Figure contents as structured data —
=======
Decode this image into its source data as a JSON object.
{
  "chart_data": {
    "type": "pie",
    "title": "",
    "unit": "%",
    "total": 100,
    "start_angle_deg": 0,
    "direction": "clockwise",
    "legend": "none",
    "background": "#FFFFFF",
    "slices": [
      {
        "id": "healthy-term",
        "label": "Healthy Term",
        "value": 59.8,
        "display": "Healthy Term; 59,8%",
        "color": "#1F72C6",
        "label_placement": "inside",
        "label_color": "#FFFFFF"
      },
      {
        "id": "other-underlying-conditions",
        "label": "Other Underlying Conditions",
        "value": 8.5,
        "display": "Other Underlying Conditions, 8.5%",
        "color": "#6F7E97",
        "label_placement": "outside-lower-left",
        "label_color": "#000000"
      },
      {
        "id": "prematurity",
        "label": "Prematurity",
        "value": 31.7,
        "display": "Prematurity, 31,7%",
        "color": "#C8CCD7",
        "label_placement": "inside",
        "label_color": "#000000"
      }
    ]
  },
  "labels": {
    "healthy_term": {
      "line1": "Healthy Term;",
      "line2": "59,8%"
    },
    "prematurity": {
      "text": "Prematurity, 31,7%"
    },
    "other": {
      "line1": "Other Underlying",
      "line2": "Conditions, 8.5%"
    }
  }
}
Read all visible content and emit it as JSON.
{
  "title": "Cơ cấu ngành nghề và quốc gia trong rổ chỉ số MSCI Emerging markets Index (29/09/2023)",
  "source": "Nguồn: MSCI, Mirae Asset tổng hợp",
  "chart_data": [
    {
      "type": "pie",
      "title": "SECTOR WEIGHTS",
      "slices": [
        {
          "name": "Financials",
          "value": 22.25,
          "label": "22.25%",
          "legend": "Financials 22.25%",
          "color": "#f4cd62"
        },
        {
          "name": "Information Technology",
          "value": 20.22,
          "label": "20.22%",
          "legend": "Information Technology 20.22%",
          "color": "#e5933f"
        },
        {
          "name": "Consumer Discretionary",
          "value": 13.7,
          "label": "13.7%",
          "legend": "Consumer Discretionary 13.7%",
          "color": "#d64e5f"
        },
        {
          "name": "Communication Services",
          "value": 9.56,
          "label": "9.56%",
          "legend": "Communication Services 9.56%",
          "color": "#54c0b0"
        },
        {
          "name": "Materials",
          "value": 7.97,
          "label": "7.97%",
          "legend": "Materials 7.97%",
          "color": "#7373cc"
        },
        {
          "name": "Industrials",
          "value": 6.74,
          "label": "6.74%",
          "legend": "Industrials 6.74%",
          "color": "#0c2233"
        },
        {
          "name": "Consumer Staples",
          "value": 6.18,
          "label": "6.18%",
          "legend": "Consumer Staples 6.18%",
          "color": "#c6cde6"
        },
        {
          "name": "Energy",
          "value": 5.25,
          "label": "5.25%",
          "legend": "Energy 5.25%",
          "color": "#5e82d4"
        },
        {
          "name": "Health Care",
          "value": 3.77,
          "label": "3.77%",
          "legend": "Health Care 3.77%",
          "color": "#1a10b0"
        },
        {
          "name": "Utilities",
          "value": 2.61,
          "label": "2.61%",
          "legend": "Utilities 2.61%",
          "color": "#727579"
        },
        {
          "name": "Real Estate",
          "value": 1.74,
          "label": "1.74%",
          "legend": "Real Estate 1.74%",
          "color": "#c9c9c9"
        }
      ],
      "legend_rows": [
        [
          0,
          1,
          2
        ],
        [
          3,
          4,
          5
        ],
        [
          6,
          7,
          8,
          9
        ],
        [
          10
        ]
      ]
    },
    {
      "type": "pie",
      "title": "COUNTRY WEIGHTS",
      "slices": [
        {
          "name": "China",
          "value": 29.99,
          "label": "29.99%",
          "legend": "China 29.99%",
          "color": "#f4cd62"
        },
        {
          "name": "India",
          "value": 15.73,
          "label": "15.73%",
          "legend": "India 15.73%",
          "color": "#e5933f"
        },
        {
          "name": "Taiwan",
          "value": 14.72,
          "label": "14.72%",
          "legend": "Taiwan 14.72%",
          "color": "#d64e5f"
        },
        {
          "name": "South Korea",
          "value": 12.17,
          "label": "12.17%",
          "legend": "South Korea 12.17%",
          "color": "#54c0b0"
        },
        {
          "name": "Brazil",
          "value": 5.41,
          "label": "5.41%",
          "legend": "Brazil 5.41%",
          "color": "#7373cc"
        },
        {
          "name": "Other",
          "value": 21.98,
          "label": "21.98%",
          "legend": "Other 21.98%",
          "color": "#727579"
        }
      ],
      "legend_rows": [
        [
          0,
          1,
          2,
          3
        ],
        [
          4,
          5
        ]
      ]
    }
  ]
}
=======
Goal of the exercise — Return all of the data exactly as it reads.

Written solution —
Decode this image into its source data as a JSON object.
{
  "chart_data": {
    "type": "pie",
    "title": "",
    "unit": "%",
    "total": 100,
    "start_angle_deg": 0,
    "direction": "clockwise",
    "legend": "none",
    "background": "#FFFFFF",
    "slices": [
      {
        "id": "healthy-term",
        "label": "Healthy Term",
        "value": 59.8,
        "display": "Healthy Term; 59,8%",
        "color": "#1F72C6",
        "label_placement": "inside",
        "label_color": "#FFFFFF"
      },
      {
        "id": "other-underlying-conditions",
        "label": "Other Underlying Conditions",
        "value": 8.5,
        "display": "Other Underlying Conditions, 8.5%",
        "color": "#6F7E97",
        "label_placement": "outside-lower-left",
        "label_color": "#000000"
      },
      {
        "id": "prematurity",
        "label": "Prematurity",
        "value": 31.7,
        "display": "Prematurity, 31,7%",
        "color": "#C8CCD7",
        "label_placement": "inside",
        "label_color": "#000000"
      }
    ]
  },
  "labels": {
    "healthy_term": {
      "line1": "Healthy Term;",
      "line2": "59,8%"
    },
    "prematurity": {
      "text": "Prematurity, 31,7%"
    },
    "other": {
      "line1": "Other Underlying",
      "line2": "Conditions, 8.5%"
    }
  }
}
Read all visible content and emit it as JSON.
{
  "title": "Cơ cấu ngành nghề và quốc gia trong rổ chỉ số MSCI Emerging markets Index (29/09/2023)",
  "source": "Nguồn: MSCI, Mirae Asset tổng hợp",
  "chart_data": [
    {
      "type": "pie",
      "title": "SECTOR WEIGHTS",
      "slices": [
        {
          "name": "Financials",
          "value": 22.25,
          "label": "22.25%",
          "legend": "Financials 22.25%",
          "color": "#f4cd62"
        },
        {
          "name": "Information Technology",
          "value": 20.22,
          "label": "20.22%",
          "legend": "Information Technology 20.22%",
          "color": "#e5933f"
        },
        {
          "name": "Consumer Discretionary",
          "value": 13.7,
          "label": "13.7%",
          "legend": "Consumer Discretionary 13.7%",
          "color": "#d64e5f"
        },
        {
          "name": "Communication Services",
          "value": 9.56,
          "label": "9.56%",
          "legend": "Communication Services 9.56%",
          "color": "#54c0b0"
        },
        {
          "name": "Materials",
          "value": 7.97,
          "label": "7.97%",
          "legend": "Materials 7.97%",
          "color": "#7373cc"
        },
        {
          "name": "Industrials",
          "value": 6.74,
          "label": "6.74%",
          "legend": "Industrials 6.74%",
          "color": "#0c2233"
        },
        {
          "name": "Consumer Staples",
          "value": 6.18,
          "label": "6.18%",
          "legend": "Consumer Staples 6.18%",
          "color": "#c6cde6"
        },
        {
          "name": "Energy",
          "value": 5.25,
          "label": "5.25%",
          "legend": "Energy 5.25%",
          "color": "#5e82d4"
        },
        {
          "name": "Health Care",
          "value": 3.77,
          "label": "3.77%",
          "legend": "Health Care 3.77%",
          "color": "#1a10b0"
        },
        {
          "name": "Utilities",
          "value": 2.61,
          "label": "2.61%",
          "legend": "Utilities 2.61%",
          "color": "#727579"
        },
        {
          "name": "Real Estate",
          "value": 1.74,
          "label": "1.74%",
          "legend": "Real Estate 1.74%",
          "color": "#c9c9c9"
        }
      ],
      "legend_rows": [
        [
          0,
          1,
          2
        ],
        [
          3,
          4,
          5
        ],
        [
          6,
          7,
          8,
          9
        ],
        [
          10
        ]
      ]
    },
    {
      "type": "pie",
      "title": "COUNTRY WEIGHTS",
      "slices": [
        {
          "name": "China",
          "value": 29.99,
          "label": "29.99%",
          "legend": "China 29.99%",
          "color": "#f4cd62"
        },
        {
          "name": "India",
          "value": 15.73,
          "label": "15.73%",
          "legend": "India 15.73%",
          "color": "#e5933f"
        },
        {
          "name": "Taiwan",
          "value": 14.72,
          "label": "14.72%",
          "legend": "Taiwan 14.72%",
          "color": "#d64e5f"
        },
        {
          "name": "South Korea",
          "value": 12.17,
          "label": "12.17%",
          "legend": "South Korea 12.17%",
          "color": "#54c0b0"
        },
        {
          "name": "Brazil",
          "value": 5.41,
          "label": "5.41%",
          "legend": "Brazil 5.41%",
          "color": "#7373cc"
        },
        {
          "name": "Other",
          "value": 21.98,
          "label": "21.98%",
          "legend": "Other 21.98%",
          "color": "#727579"
        }
      ],
      "legend_rows": [
        [
          0,
          1,
          2,
          3
        ],
        [
          4,
          5
        ]
      ]
    }
  ]
}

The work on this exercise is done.